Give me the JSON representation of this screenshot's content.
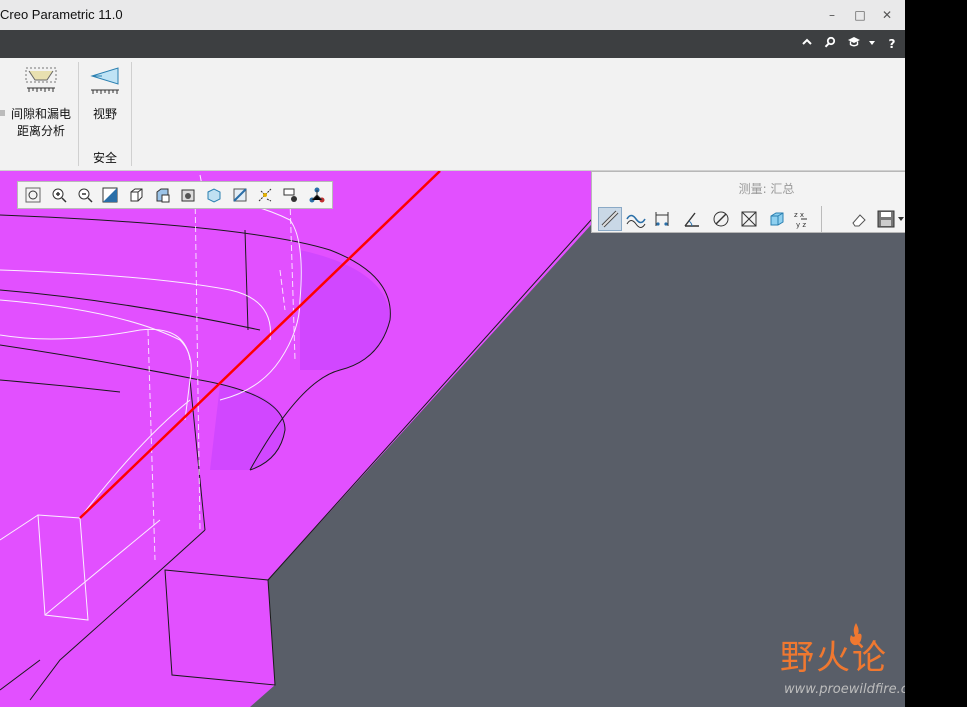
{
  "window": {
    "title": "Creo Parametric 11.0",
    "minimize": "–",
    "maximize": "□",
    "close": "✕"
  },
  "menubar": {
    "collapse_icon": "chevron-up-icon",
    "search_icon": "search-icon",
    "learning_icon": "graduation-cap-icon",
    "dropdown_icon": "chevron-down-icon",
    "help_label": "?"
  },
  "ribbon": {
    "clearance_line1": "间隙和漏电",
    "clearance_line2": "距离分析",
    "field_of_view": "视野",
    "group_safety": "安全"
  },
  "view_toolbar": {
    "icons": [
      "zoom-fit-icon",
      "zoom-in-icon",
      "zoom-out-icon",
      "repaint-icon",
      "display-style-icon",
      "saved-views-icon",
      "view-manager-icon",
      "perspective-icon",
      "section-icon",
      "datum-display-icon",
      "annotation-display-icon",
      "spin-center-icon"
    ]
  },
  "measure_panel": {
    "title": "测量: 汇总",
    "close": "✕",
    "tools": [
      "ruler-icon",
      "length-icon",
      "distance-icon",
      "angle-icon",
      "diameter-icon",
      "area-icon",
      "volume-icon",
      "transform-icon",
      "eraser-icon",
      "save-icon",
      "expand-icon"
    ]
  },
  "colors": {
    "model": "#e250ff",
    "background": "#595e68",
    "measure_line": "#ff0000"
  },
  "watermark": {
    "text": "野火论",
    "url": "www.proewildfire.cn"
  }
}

───

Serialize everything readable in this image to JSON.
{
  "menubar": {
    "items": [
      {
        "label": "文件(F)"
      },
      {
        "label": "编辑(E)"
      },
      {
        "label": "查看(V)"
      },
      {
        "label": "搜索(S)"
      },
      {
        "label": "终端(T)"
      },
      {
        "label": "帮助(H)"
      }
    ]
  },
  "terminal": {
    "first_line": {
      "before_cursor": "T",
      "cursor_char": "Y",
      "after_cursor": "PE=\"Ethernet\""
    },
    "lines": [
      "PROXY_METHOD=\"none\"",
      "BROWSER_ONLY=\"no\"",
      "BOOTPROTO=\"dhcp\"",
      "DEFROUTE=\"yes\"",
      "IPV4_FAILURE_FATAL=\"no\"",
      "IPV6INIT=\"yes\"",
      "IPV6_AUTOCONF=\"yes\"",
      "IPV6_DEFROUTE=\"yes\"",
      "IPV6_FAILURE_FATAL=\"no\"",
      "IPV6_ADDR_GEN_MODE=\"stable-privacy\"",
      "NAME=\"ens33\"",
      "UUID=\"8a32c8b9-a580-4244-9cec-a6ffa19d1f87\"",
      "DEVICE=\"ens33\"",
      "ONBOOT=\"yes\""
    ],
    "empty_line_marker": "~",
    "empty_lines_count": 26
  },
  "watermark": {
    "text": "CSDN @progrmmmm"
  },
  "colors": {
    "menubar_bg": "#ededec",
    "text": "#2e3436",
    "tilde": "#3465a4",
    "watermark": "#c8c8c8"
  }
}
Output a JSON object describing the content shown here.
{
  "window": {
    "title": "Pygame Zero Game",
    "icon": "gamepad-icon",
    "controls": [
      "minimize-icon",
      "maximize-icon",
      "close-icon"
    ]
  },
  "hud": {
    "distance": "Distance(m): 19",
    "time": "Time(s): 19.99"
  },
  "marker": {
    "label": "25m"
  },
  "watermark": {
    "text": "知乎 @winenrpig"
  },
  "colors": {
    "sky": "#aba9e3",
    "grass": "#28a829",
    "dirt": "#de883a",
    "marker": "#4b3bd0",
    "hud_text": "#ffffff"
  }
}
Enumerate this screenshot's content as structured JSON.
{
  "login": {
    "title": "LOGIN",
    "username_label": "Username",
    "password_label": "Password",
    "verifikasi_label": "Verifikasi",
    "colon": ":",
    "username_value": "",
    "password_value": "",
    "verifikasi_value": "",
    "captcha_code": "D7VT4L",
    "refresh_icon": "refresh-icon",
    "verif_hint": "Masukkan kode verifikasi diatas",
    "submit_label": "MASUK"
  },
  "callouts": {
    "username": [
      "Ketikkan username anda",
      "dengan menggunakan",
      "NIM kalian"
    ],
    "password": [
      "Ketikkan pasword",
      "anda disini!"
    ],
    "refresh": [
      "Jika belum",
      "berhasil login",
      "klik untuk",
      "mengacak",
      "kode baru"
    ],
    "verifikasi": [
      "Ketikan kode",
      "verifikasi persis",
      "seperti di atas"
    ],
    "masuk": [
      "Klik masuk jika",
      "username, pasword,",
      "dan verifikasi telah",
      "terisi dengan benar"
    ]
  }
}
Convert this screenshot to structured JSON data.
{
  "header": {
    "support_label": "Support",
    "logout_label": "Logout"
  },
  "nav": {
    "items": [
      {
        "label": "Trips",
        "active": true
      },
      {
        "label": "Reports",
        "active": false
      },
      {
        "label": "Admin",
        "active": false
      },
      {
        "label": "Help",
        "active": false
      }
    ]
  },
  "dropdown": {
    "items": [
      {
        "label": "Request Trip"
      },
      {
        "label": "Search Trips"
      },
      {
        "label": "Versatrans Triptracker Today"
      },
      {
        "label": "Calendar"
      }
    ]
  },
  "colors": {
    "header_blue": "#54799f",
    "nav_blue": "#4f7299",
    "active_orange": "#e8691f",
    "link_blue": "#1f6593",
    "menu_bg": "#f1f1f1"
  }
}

───

_Your task_
Working from the listing above, pick out every line that has "pasword" and copy it.

_Solution to this exercise_
      "Ketikkan pasword",
      "username, pasword,",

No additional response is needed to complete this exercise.